- **DIRECTIONS FOR THIS TASK**
Set down the full listing exactly as given. Any pictures are to be left out.
==== RECORDS PROVIDED
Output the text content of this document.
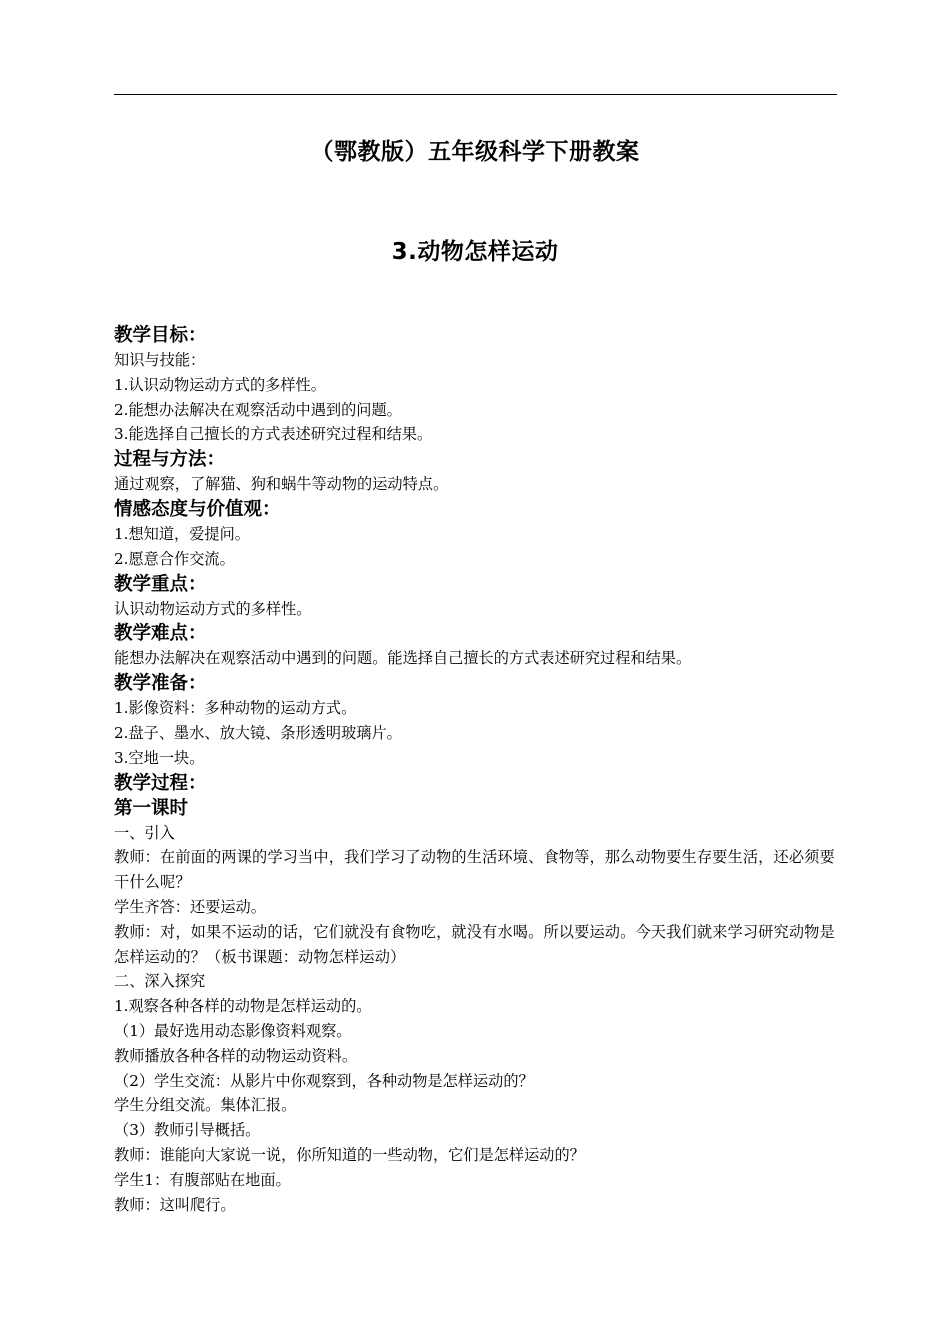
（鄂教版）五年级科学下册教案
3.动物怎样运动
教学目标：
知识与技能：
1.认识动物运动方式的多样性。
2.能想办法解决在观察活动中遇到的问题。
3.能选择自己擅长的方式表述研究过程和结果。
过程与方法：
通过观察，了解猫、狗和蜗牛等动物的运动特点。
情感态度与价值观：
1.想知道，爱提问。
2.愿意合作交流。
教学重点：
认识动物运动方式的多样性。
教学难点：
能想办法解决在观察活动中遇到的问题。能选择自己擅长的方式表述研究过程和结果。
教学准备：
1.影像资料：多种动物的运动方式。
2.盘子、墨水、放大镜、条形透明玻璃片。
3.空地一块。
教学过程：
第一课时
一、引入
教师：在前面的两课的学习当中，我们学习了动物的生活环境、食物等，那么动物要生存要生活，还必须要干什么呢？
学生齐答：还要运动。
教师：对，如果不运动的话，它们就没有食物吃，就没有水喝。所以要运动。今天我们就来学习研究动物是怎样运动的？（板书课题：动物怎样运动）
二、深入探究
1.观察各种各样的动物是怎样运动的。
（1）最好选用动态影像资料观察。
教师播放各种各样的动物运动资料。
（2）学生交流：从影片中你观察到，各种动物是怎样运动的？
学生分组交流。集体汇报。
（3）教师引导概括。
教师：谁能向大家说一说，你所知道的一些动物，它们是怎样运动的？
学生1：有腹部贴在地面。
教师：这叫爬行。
========
- **FINISHED TASK**
Output the text content of this document.
（鄂教版）五年级科学下册教案
3.动物怎样运动
教学目标：
知识与技能：
1.认识动物运动方式的多样性。
2.能想办法解决在观察活动中遇到的问题。
3.能选择自己擅长的方式表述研究过程和结果。
过程与方法：
通过观察，了解猫、狗和蜗牛等动物的运动特点。
情感态度与价值观：
1.想知道，爱提问。
2.愿意合作交流。
教学重点：
认识动物运动方式的多样性。
教学难点：
能想办法解决在观察活动中遇到的问题。能选择自己擅长的方式表述研究过程和结果。
教学准备：
1.影像资料：多种动物的运动方式。
2.盘子、墨水、放大镜、条形透明玻璃片。
3.空地一块。
教学过程：
第一课时
一、引入
教师：在前面的两课的学习当中，我们学习了动物的生活环境、食物等，那么动物要生存要生活，还必须要干什么呢？
学生齐答：还要运动。
教师：对，如果不运动的话，它们就没有食物吃，就没有水喝。所以要运动。今天我们就来学习研究动物是怎样运动的？（板书课题：动物怎样运动）
二、深入探究
1.观察各种各样的动物是怎样运动的。
（1）最好选用动态影像资料观察。
教师播放各种各样的动物运动资料。
（2）学生交流：从影片中你观察到，各种动物是怎样运动的？
学生分组交流。集体汇报。
（3）教师引导概括。
教师：谁能向大家说一说，你所知道的一些动物，它们是怎样运动的？
学生1：有腹部贴在地面。
教师：这叫爬行。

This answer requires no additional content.